Make an exact copy of the records, dropping all pictures.
# start of Data entries
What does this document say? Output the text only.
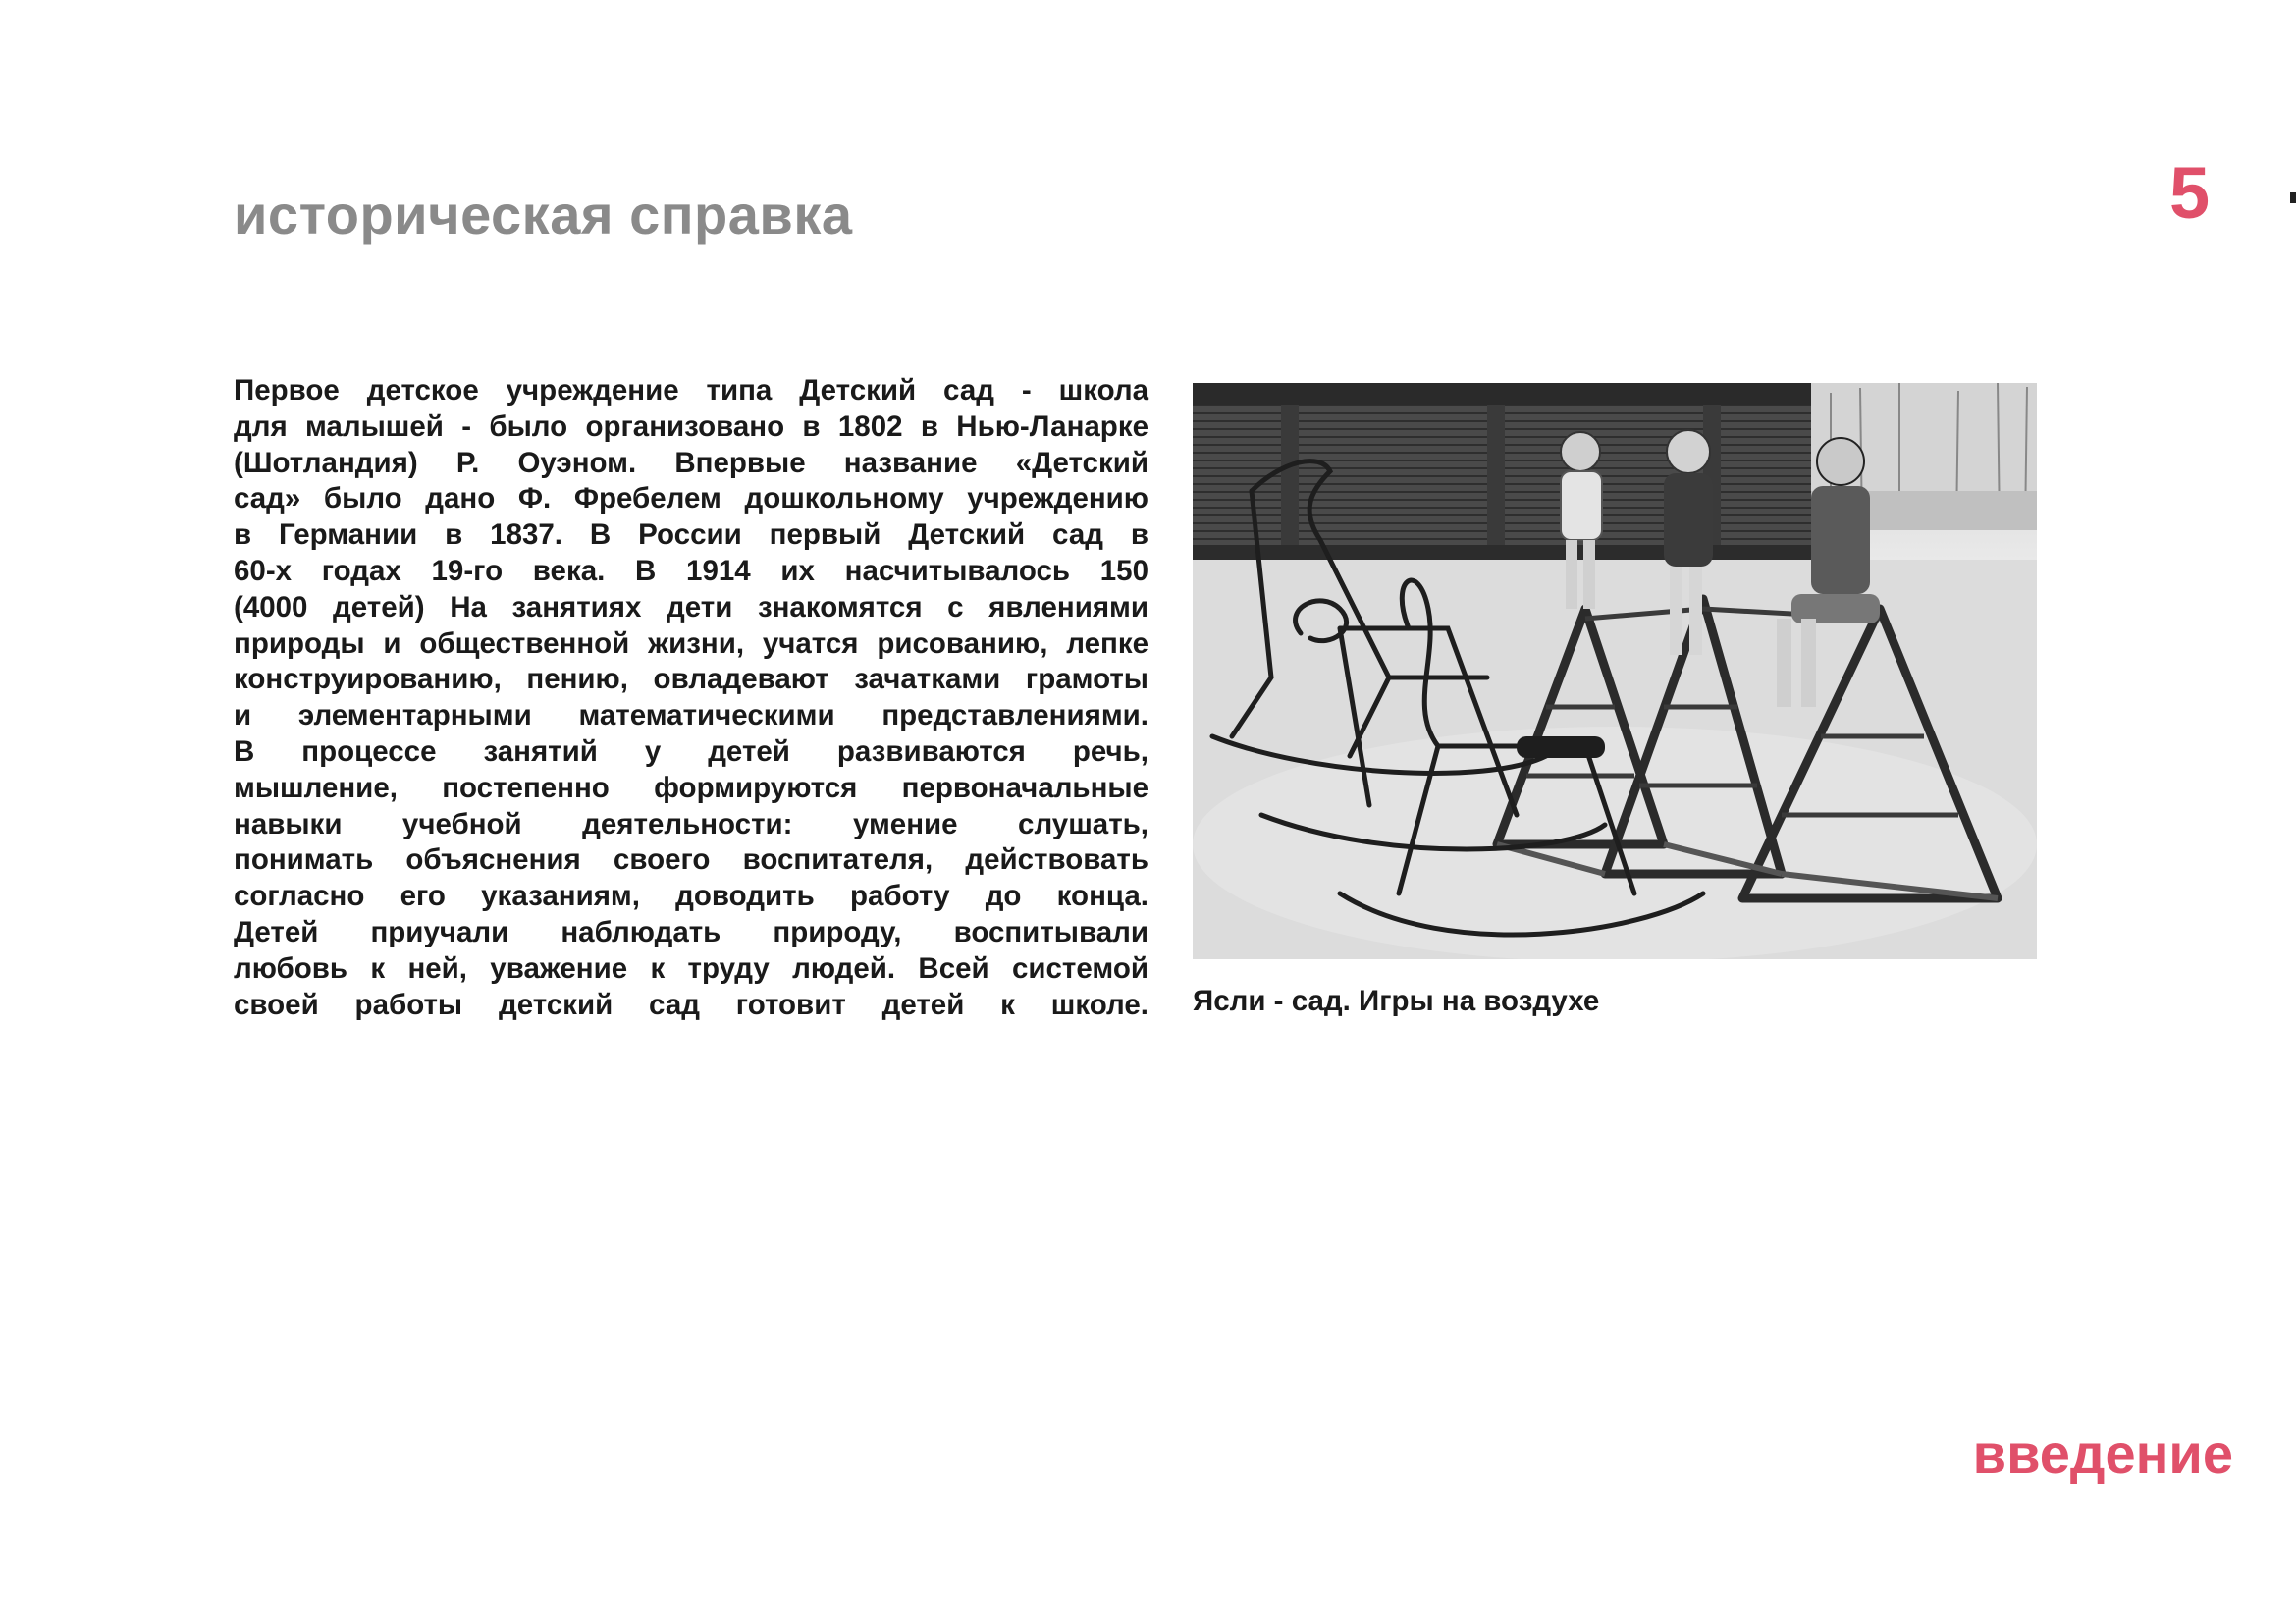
историческая справка	5
Первое детское учреждение типа Детский сад - школа
для малышей - было организовано в 1802 в Нью-Ланарке
(Шотландия) Р. Оуэном. Впервые название «Детский
сад» было дано Ф. Фребелем дошкольному учреждению
в Германии в 1837. В России первый Детский сад в
60-х годах 19-го века. В 1914 их насчитывалось 150
(4000 детей) На занятиях дети знакомятся с явлениями
природы и общественной жизни, учатся рисованию, лепке
конструированию, пению, овладевают зачатками грамоты
и элементарными математическими представлениями.
В процессе занятий у детей развиваются речь,
мышление, постепенно формируются первоначальные
навыки учебной деятельности: умение слушать,
понимать объяснения своего воспитателя, действовать
согласно его указаниям, доводить работу до конца.
Детей приучали наблюдать природу, воспитывали
любовь к ней, уважение к труду людей. Всей системой
своей работы детский сад готовит детей к школе. Ясли - сад. Игры на воздухе
введение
# end of Data entries
The solution
What does this document say? Output the text only.
историческая справка	5
Первое детское учреждение типа Детский сад - школа
для малышей - было организовано в 1802 в Нью-Ланарке
(Шотландия) Р. Оуэном. Впервые название «Детский
сад» было дано Ф. Фребелем дошкольному учреждению
в Германии в 1837. В России первый Детский сад в
60-х годах 19-го века. В 1914 их насчитывалось 150
(4000 детей) На занятиях дети знакомятся с явлениями
природы и общественной жизни, учатся рисованию, лепке
конструированию, пению, овладевают зачатками грамоты
и элементарными математическими представлениями.
В процессе занятий у детей развиваются речь,
мышление, постепенно формируются первоначальные
навыки учебной деятельности: умение слушать,
понимать объяснения своего воспитателя, действовать
согласно его указаниям, доводить работу до конца.
Детей приучали наблюдать природу, воспитывали
любовь к ней, уважение к труду людей. Всей системой
своей работы детский сад готовит детей к школе. Ясли - сад. Игры на воздухе
введение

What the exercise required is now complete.